(Some records)
:::::

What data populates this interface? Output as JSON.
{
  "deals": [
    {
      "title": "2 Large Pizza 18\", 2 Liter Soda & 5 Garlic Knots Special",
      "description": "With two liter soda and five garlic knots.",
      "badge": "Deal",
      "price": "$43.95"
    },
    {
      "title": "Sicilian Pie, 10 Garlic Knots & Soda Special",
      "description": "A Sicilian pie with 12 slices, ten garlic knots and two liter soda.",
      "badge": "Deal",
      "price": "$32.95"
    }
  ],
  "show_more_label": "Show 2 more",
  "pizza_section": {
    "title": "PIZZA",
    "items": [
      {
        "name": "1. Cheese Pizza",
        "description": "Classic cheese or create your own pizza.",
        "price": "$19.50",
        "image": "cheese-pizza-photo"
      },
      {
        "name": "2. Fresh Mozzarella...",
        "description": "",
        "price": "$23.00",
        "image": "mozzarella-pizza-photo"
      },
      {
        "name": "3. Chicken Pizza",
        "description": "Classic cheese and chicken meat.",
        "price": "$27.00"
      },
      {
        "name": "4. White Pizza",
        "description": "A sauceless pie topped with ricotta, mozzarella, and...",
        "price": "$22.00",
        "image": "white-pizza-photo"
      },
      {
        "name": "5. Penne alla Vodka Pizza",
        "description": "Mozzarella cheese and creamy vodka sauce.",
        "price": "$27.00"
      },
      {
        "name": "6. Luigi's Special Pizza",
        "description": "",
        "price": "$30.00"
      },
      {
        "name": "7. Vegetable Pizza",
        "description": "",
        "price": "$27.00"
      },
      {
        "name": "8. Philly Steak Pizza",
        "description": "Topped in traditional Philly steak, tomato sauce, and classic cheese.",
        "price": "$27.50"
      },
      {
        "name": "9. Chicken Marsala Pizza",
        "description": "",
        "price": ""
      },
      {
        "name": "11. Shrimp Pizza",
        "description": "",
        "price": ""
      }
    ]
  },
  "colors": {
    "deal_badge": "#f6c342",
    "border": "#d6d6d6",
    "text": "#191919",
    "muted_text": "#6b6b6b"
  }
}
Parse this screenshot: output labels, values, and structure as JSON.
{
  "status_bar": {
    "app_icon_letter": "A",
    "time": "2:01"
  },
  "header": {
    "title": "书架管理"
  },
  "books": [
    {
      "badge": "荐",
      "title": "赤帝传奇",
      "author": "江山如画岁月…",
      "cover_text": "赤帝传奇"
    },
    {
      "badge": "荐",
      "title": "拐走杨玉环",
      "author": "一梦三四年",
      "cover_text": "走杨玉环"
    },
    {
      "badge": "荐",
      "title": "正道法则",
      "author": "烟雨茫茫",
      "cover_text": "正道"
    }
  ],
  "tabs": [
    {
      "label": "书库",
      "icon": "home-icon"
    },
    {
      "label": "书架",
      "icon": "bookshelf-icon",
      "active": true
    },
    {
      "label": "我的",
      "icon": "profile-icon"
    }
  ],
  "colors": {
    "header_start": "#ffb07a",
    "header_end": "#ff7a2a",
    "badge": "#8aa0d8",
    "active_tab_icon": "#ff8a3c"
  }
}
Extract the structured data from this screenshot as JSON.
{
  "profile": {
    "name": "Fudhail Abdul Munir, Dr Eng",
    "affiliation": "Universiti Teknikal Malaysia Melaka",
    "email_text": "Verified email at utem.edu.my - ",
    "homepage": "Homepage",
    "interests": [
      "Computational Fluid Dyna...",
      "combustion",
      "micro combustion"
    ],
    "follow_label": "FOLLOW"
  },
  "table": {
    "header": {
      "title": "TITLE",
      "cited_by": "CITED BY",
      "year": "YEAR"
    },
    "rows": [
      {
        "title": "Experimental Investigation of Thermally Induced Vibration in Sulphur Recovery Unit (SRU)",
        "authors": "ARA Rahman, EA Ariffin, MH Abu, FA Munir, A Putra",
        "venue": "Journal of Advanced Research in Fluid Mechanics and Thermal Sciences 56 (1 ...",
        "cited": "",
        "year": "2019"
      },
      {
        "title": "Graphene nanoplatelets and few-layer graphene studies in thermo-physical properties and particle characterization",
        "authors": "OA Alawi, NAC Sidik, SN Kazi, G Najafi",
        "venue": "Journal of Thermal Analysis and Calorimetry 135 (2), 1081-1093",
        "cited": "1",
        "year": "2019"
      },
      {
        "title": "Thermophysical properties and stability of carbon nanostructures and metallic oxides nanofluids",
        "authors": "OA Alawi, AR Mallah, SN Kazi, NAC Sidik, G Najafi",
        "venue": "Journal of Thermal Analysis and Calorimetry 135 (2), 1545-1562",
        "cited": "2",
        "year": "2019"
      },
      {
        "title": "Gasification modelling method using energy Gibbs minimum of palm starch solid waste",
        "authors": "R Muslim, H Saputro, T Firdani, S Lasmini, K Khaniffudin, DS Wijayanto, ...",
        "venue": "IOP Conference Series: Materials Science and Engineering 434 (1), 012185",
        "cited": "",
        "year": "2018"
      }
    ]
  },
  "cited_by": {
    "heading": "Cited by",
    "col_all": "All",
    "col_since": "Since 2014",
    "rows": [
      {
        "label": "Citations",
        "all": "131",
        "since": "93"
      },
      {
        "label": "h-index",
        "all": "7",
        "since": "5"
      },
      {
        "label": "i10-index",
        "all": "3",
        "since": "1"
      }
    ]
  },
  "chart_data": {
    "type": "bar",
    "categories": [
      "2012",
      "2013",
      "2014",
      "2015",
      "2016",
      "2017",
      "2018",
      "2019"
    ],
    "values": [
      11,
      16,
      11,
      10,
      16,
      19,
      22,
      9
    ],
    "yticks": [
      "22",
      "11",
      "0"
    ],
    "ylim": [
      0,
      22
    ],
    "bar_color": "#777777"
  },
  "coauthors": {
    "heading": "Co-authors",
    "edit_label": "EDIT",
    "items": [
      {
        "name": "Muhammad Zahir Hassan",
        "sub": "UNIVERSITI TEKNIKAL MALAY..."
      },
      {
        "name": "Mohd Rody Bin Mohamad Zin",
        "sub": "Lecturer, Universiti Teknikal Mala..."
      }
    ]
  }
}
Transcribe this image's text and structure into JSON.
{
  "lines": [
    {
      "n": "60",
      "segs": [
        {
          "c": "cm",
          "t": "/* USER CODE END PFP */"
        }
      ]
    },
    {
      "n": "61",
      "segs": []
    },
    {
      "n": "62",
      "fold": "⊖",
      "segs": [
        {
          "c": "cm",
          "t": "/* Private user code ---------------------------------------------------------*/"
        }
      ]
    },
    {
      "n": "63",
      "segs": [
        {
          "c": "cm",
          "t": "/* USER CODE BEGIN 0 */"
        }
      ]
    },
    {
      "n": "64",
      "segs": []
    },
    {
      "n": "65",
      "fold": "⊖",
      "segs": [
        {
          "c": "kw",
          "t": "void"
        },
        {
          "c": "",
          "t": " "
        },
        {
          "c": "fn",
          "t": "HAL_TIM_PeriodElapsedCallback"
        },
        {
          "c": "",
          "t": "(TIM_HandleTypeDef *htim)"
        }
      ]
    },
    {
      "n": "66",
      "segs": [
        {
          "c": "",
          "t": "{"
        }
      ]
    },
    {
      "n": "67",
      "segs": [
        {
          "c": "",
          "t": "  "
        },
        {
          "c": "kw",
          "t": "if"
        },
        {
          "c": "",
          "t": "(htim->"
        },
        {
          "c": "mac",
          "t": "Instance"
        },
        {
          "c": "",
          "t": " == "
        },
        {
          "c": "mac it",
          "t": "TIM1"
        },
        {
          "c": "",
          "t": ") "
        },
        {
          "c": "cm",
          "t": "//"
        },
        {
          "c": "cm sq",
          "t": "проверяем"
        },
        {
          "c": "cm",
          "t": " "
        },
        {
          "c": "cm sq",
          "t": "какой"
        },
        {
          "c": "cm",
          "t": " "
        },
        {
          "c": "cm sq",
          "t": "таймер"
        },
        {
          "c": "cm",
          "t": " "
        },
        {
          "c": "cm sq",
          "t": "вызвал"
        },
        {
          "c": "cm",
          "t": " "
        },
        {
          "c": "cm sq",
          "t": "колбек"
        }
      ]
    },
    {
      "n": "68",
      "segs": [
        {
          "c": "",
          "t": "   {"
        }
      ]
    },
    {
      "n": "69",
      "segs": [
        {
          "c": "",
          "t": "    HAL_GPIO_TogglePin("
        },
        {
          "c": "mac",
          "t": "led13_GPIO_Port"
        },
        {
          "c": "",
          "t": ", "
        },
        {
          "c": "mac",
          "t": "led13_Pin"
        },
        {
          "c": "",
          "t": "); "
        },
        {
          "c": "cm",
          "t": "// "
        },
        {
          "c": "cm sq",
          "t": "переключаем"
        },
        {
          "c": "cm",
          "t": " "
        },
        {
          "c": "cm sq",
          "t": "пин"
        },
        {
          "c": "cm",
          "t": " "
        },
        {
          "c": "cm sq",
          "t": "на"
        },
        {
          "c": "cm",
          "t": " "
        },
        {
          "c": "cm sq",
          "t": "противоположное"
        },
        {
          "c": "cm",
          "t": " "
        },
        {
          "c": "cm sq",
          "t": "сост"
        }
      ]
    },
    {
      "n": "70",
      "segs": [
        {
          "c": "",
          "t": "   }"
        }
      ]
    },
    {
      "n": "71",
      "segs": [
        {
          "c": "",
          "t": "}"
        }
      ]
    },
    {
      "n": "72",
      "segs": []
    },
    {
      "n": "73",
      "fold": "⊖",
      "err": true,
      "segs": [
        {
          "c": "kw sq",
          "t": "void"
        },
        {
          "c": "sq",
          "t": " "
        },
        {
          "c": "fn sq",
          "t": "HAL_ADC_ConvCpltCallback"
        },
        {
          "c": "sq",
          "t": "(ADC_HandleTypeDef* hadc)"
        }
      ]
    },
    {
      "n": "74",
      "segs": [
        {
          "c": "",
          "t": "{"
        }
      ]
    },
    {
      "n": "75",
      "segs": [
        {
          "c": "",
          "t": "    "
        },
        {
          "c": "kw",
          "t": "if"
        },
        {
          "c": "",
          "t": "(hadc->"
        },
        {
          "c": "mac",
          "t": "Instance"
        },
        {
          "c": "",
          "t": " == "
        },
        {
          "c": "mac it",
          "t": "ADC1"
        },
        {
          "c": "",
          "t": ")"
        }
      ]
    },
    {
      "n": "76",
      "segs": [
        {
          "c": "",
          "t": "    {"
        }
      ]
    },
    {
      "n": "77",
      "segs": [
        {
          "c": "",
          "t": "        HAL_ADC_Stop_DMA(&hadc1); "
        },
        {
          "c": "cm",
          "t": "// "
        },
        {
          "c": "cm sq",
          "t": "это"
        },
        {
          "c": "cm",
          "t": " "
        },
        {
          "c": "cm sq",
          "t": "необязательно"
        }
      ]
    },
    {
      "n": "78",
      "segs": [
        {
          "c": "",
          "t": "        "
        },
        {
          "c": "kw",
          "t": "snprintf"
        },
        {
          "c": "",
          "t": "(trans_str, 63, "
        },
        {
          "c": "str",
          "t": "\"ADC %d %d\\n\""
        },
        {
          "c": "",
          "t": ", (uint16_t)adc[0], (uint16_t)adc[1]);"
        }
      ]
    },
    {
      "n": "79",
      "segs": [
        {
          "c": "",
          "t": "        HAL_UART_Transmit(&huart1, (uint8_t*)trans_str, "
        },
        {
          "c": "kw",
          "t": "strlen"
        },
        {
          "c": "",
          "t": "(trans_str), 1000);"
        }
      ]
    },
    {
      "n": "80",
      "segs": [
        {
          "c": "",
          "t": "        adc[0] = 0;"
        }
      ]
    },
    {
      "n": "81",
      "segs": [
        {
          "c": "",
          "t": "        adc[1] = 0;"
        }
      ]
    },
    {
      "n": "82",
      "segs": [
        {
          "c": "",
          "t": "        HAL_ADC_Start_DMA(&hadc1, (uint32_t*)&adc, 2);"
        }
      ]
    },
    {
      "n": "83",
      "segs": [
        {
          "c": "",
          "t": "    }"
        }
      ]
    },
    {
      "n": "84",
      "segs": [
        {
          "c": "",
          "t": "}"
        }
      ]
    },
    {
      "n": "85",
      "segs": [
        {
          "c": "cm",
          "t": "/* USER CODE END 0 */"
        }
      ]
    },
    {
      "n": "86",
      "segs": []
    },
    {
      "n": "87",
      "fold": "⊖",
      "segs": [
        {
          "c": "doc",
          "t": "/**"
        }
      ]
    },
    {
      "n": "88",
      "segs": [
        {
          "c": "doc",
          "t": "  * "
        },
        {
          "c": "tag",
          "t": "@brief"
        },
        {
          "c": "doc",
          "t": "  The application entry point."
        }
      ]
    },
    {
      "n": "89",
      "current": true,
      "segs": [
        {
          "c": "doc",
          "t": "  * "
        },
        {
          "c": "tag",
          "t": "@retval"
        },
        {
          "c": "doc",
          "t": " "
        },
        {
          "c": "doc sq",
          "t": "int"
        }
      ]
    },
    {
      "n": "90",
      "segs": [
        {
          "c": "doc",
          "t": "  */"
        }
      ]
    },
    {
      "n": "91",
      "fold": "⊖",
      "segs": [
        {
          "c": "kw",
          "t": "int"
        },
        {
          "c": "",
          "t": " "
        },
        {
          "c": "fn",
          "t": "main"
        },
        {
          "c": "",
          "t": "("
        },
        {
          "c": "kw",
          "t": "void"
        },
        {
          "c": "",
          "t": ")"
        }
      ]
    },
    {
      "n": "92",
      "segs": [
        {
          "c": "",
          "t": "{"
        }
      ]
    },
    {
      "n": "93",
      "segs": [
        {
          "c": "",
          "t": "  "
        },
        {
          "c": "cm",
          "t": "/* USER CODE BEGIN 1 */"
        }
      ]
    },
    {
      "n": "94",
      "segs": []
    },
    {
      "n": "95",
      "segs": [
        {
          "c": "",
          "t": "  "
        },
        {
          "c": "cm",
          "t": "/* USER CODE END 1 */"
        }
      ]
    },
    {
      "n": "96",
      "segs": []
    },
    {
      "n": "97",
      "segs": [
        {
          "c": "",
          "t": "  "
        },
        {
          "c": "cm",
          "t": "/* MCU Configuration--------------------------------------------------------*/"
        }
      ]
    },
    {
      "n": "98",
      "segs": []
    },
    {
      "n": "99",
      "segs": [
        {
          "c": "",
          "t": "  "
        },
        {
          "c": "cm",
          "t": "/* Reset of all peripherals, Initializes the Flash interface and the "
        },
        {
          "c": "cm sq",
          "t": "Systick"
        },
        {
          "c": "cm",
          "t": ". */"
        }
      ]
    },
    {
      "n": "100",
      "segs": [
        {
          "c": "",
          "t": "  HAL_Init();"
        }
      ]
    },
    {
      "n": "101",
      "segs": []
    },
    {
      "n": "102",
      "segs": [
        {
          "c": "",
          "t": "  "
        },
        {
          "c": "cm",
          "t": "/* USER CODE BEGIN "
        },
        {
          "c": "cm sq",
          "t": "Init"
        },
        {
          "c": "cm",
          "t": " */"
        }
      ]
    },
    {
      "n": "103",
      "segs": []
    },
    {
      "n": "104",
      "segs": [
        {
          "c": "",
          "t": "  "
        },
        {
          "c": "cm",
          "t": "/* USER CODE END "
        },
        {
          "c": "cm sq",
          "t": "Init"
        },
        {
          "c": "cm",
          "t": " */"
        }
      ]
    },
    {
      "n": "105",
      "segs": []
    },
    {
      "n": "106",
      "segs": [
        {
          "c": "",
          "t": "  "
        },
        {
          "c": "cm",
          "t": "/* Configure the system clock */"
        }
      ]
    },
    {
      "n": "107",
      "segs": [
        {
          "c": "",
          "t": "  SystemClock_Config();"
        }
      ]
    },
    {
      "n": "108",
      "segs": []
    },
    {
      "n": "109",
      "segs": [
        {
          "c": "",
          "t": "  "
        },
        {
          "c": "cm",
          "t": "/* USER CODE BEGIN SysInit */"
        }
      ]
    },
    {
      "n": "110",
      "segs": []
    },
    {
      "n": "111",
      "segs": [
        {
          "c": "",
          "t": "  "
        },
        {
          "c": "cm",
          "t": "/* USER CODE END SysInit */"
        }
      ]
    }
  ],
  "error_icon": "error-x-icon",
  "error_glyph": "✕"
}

:::::

WHAT TO WORK ON>
Tally how many lines of the material contain the word "interface". The answer must be the number and nothing else.

WRITTEN RESPONSE>
2